> [What is needed] Everything in the listing except the pictures should be written out exactly.

>> Begin Recorded data

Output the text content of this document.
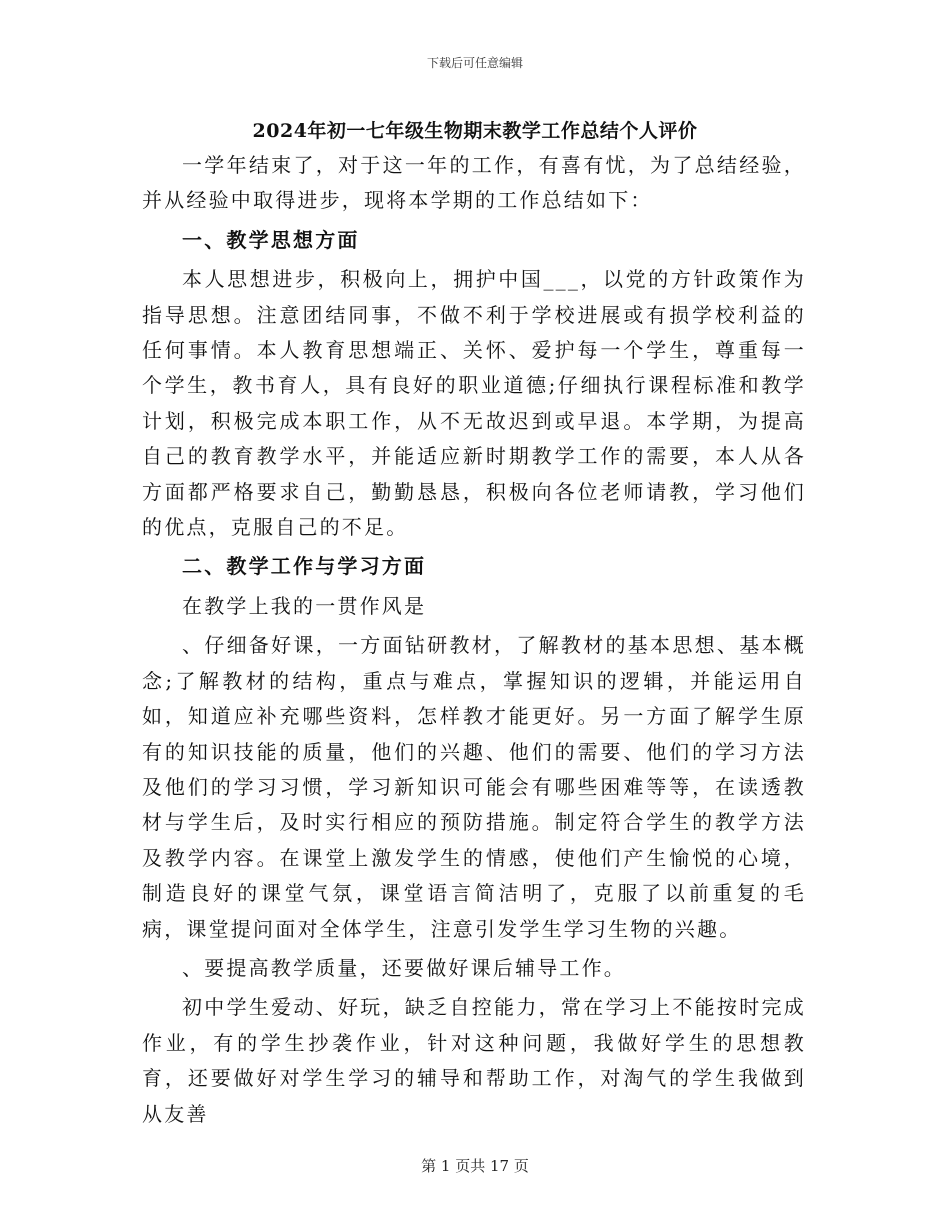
下载后可任意编辑
2024年初一七年级生物期末教学工作总结个人评价

一学年结束了，对于这一年的工作，有喜有忧，为了总结经验，并从经验中取得进步，现将本学期的工作总结如下：

一、教学思想方面

本人思想进步，积极向上，拥护中国___，以党的方针政策作为指导思想。注意团结同事，不做不利于学校进展或有损学校利益的任何事情。本人教育思想端正、关怀、爱护每一个学生，尊重每一个学生，教书育人，具有良好的职业道德;仔细执行课程标准和教学计划，积极完成本职工作，从不无故迟到或早退。本学期，为提高自己的教育教学水平，并能适应新时期教学工作的需要，本人从各方面都严格要求自己，勤勤恳恳，积极向各位老师请教，学习他们的优点，克服自己的不足。

二、教学工作与学习方面

在教学上我的一贯作风是

、仔细备好课，一方面钻研教材，了解教材的基本思想、基本概念;了解教材的结构，重点与难点，掌握知识的逻辑，并能运用自如，知道应补充哪些资料，怎样教才能更好。另一方面了解学生原有的知识技能的质量，他们的兴趣、他们的需要、他们的学习方法及他们的学习习惯，学习新知识可能会有哪些困难等等，在读透教材与学生后，及时实行相应的预防措施。制定符合学生的教学方法及教学内容。在课堂上激发学生的情感，使他们产生愉悦的心境，制造良好的课堂气氛，课堂语言简洁明了，克服了以前重复的毛病，课堂提问面对全体学生，注意引发学生学习生物的兴趣。

、要提高教学质量，还要做好课后辅导工作。

初中学生爱动、好玩，缺乏自控能力，常在学习上不能按时完成作业，有的学生抄袭作业，针对这种问题，我做好学生的思想教育，还要做好对学生学习的辅导和帮助工作，对淘气的学生我做到从友善

第 1 页共 17 页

>> End Recorded data

> [Problem solution]
Output the text content of this document.
下载后可任意编辑
2024年初一七年级生物期末教学工作总结个人评价

一学年结束了，对于这一年的工作，有喜有忧，为了总结经验，并从经验中取得进步，现将本学期的工作总结如下：

一、教学思想方面

本人思想进步，积极向上，拥护中国___，以党的方针政策作为指导思想。注意团结同事，不做不利于学校进展或有损学校利益的任何事情。本人教育思想端正、关怀、爱护每一个学生，尊重每一个学生，教书育人，具有良好的职业道德;仔细执行课程标准和教学计划，积极完成本职工作，从不无故迟到或早退。本学期，为提高自己的教育教学水平，并能适应新时期教学工作的需要，本人从各方面都严格要求自己，勤勤恳恳，积极向各位老师请教，学习他们的优点，克服自己的不足。

二、教学工作与学习方面

在教学上我的一贯作风是

、仔细备好课，一方面钻研教材，了解教材的基本思想、基本概念;了解教材的结构，重点与难点，掌握知识的逻辑，并能运用自如，知道应补充哪些资料，怎样教才能更好。另一方面了解学生原有的知识技能的质量，他们的兴趣、他们的需要、他们的学习方法及他们的学习习惯，学习新知识可能会有哪些困难等等，在读透教材与学生后，及时实行相应的预防措施。制定符合学生的教学方法及教学内容。在课堂上激发学生的情感，使他们产生愉悦的心境，制造良好的课堂气氛，课堂语言简洁明了，克服了以前重复的毛病，课堂提问面对全体学生，注意引发学生学习生物的兴趣。

、要提高教学质量，还要做好课后辅导工作。

初中学生爱动、好玩，缺乏自控能力，常在学习上不能按时完成作业，有的学生抄袭作业，针对这种问题，我做好学生的思想教育，还要做好对学生学习的辅导和帮助工作，对淘气的学生我做到从友善

第 1 页共 17 页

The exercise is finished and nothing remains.